To do: Print every entry, word for word, and skip the images.

Information given:
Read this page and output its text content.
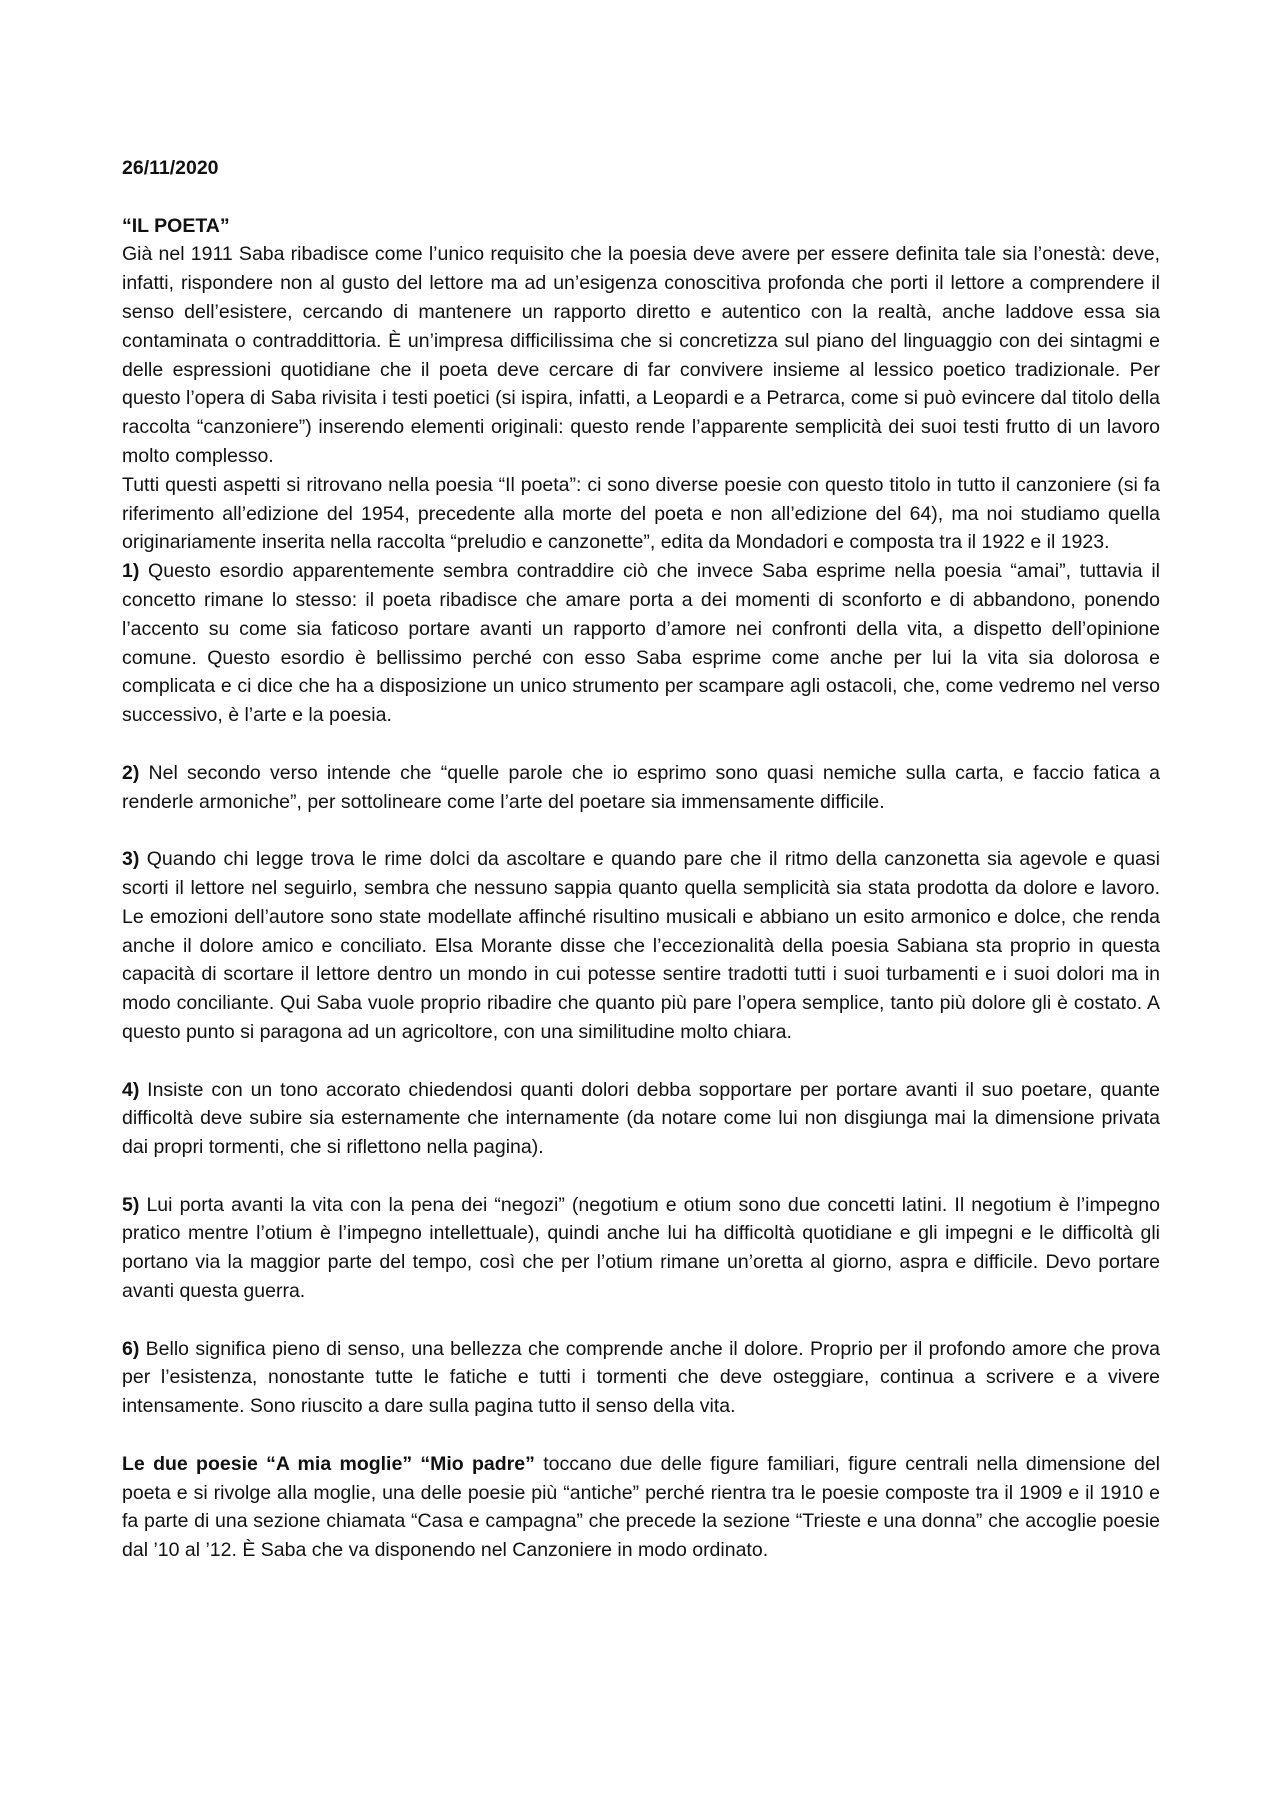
26/11/2020

“IL POETA”

Già nel 1911 Saba ribadisce come l’unico requisito che la poesia deve avere per essere definita tale sia l’onestà: deve, infatti, rispondere non al gusto del lettore ma ad un’esigenza conoscitiva profonda che porti il lettore a comprendere il senso dell’esistere, cercando di mantenere un rapporto diretto e autentico con la realtà, anche laddove essa sia contaminata o contraddittoria. È un’impresa difficilissima che si concretizza sul piano del linguaggio con dei sintagmi e delle espressioni quotidiane che il poeta deve cercare di far convivere insieme al lessico poetico tradizionale. Per questo l’opera di Saba rivisita i testi poetici (si ispira, infatti, a Leopardi e a Petrarca, come si può evincere dal titolo della raccolta “canzoniere”) inserendo elementi originali: questo rende l’apparente semplicità dei suoi testi frutto di un lavoro molto complesso.

Tutti questi aspetti si ritrovano nella poesia “Il poeta”: ci sono diverse poesie con questo titolo in tutto il canzoniere (si fa riferimento all’edizione del 1954, precedente alla morte del poeta e non all’edizione del 64), ma noi studiamo quella originariamente inserita nella raccolta “preludio e canzonette”, edita da Mondadori e composta tra il 1922 e il 1923.

1) Questo esordio apparentemente sembra contraddire ciò che invece Saba esprime nella poesia “amai”, tuttavia il concetto rimane lo stesso: il poeta ribadisce che amare porta a dei momenti di sconforto e di abbandono, ponendo l’accento su come sia faticoso portare avanti un rapporto d’amore nei confronti della vita, a dispetto dell’opinione comune. Questo esordio è bellissimo perché con esso Saba esprime come anche per lui la vita sia dolorosa e complicata e ci dice che ha a disposizione un unico strumento per scampare agli ostacoli, che, come vedremo nel verso successivo, è l’arte e la poesia.

2) Nel secondo verso intende che “quelle parole che io esprimo sono quasi nemiche sulla carta, e faccio fatica a renderle armoniche”, per sottolineare come l’arte del poetare sia immensamente difficile.

3) Quando chi legge trova le rime dolci da ascoltare e quando pare che il ritmo della canzonetta sia agevole e quasi scorti il lettore nel seguirlo, sembra che nessuno sappia quanto quella semplicità sia stata prodotta da dolore e lavoro. Le emozioni dell’autore sono state modellate affinché risultino musicali e abbiano un esito armonico e dolce, che renda anche il dolore amico e conciliato. Elsa Morante disse che l’eccezionalità della poesia Sabiana sta proprio in questa capacità di scortare il lettore dentro un mondo in cui potesse sentire tradotti tutti i suoi turbamenti e i suoi dolori ma in modo conciliante. Qui Saba vuole proprio ribadire che quanto più pare l’opera semplice, tanto più dolore gli è costato. A questo punto si paragona ad un agricoltore, con una similitudine molto chiara.

4) Insiste con un tono accorato chiedendosi quanti dolori debba sopportare per portare avanti il suo poetare, quante difficoltà deve subire sia esternamente che internamente (da notare come lui non disgiunga mai la dimensione privata dai propri tormenti, che si riflettono nella pagina).

5) Lui porta avanti la vita con la pena dei “negozi” (negotium e otium sono due concetti latini. Il negotium è l’impegno pratico mentre l’otium è l’impegno intellettuale), quindi anche lui ha difficoltà quotidiane e gli impegni e le difficoltà gli portano via la maggior parte del tempo, così che per l’otium rimane un’oretta al giorno, aspra e difficile. Devo portare avanti questa guerra.

6) Bello significa pieno di senso, una bellezza che comprende anche il dolore. Proprio per il profondo amore che prova per l’esistenza, nonostante tutte le fatiche e tutti i tormenti che deve osteggiare, continua a scrivere e a vivere intensamente. Sono riuscito a dare sulla pagina tutto il senso della vita.

Le due poesie “A mia moglie” “Mio padre” toccano due delle figure familiari, figure centrali nella dimensione del poeta e si rivolge alla moglie, una delle poesie più “antiche” perché rientra tra le poesie composte tra il 1909 e il 1910 e fa parte di una sezione chiamata “Casa e campagna” che precede la sezione “Trieste e una donna” che accoglie poesie dal ’10 al ’12. È Saba che va disponendo nel Canzoniere in modo ordinato.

Completed task:
Read this page and output its text content.
26/11/2020

“IL POETA”

Già nel 1911 Saba ribadisce come l’unico requisito che la poesia deve avere per essere definita tale sia l’onestà: deve, infatti, rispondere non al gusto del lettore ma ad un’esigenza conoscitiva profonda che porti il lettore a comprendere il senso dell’esistere, cercando di mantenere un rapporto diretto e autentico con la realtà, anche laddove essa sia contaminata o contraddittoria. È un’impresa difficilissima che si concretizza sul piano del linguaggio con dei sintagmi e delle espressioni quotidiane che il poeta deve cercare di far convivere insieme al lessico poetico tradizionale. Per questo l’opera di Saba rivisita i testi poetici (si ispira, infatti, a Leopardi e a Petrarca, come si può evincere dal titolo della raccolta “canzoniere”) inserendo elementi originali: questo rende l’apparente semplicità dei suoi testi frutto di un lavoro molto complesso.

Tutti questi aspetti si ritrovano nella poesia “Il poeta”: ci sono diverse poesie con questo titolo in tutto il canzoniere (si fa riferimento all’edizione del 1954, precedente alla morte del poeta e non all’edizione del 64), ma noi studiamo quella originariamente inserita nella raccolta “preludio e canzonette”, edita da Mondadori e composta tra il 1922 e il 1923.

1) Questo esordio apparentemente sembra contraddire ciò che invece Saba esprime nella poesia “amai”, tuttavia il concetto rimane lo stesso: il poeta ribadisce che amare porta a dei momenti di sconforto e di abbandono, ponendo l’accento su come sia faticoso portare avanti un rapporto d’amore nei confronti della vita, a dispetto dell’opinione comune. Questo esordio è bellissimo perché con esso Saba esprime come anche per lui la vita sia dolorosa e complicata e ci dice che ha a disposizione un unico strumento per scampare agli ostacoli, che, come vedremo nel verso successivo, è l’arte e la poesia.

2) Nel secondo verso intende che “quelle parole che io esprimo sono quasi nemiche sulla carta, e faccio fatica a renderle armoniche”, per sottolineare come l’arte del poetare sia immensamente difficile.

3) Quando chi legge trova le rime dolci da ascoltare e quando pare che il ritmo della canzonetta sia agevole e quasi scorti il lettore nel seguirlo, sembra che nessuno sappia quanto quella semplicità sia stata prodotta da dolore e lavoro. Le emozioni dell’autore sono state modellate affinché risultino musicali e abbiano un esito armonico e dolce, che renda anche il dolore amico e conciliato. Elsa Morante disse che l’eccezionalità della poesia Sabiana sta proprio in questa capacità di scortare il lettore dentro un mondo in cui potesse sentire tradotti tutti i suoi turbamenti e i suoi dolori ma in modo conciliante. Qui Saba vuole proprio ribadire che quanto più pare l’opera semplice, tanto più dolore gli è costato. A questo punto si paragona ad un agricoltore, con una similitudine molto chiara.

4) Insiste con un tono accorato chiedendosi quanti dolori debba sopportare per portare avanti il suo poetare, quante difficoltà deve subire sia esternamente che internamente (da notare come lui non disgiunga mai la dimensione privata dai propri tormenti, che si riflettono nella pagina).

5) Lui porta avanti la vita con la pena dei “negozi” (negotium e otium sono due concetti latini. Il negotium è l’impegno pratico mentre l’otium è l’impegno intellettuale), quindi anche lui ha difficoltà quotidiane e gli impegni e le difficoltà gli portano via la maggior parte del tempo, così che per l’otium rimane un’oretta al giorno, aspra e difficile. Devo portare avanti questa guerra.

6) Bello significa pieno di senso, una bellezza che comprende anche il dolore. Proprio per il profondo amore che prova per l’esistenza, nonostante tutte le fatiche e tutti i tormenti che deve osteggiare, continua a scrivere e a vivere intensamente. Sono riuscito a dare sulla pagina tutto il senso della vita.

Le due poesie “A mia moglie” “Mio padre” toccano due delle figure familiari, figure centrali nella dimensione del poeta e si rivolge alla moglie, una delle poesie più “antiche” perché rientra tra le poesie composte tra il 1909 e il 1910 e fa parte di una sezione chiamata “Casa e campagna” che precede la sezione “Trieste e una donna” che accoglie poesie dal ’10 al ’12. È Saba che va disponendo nel Canzoniere in modo ordinato.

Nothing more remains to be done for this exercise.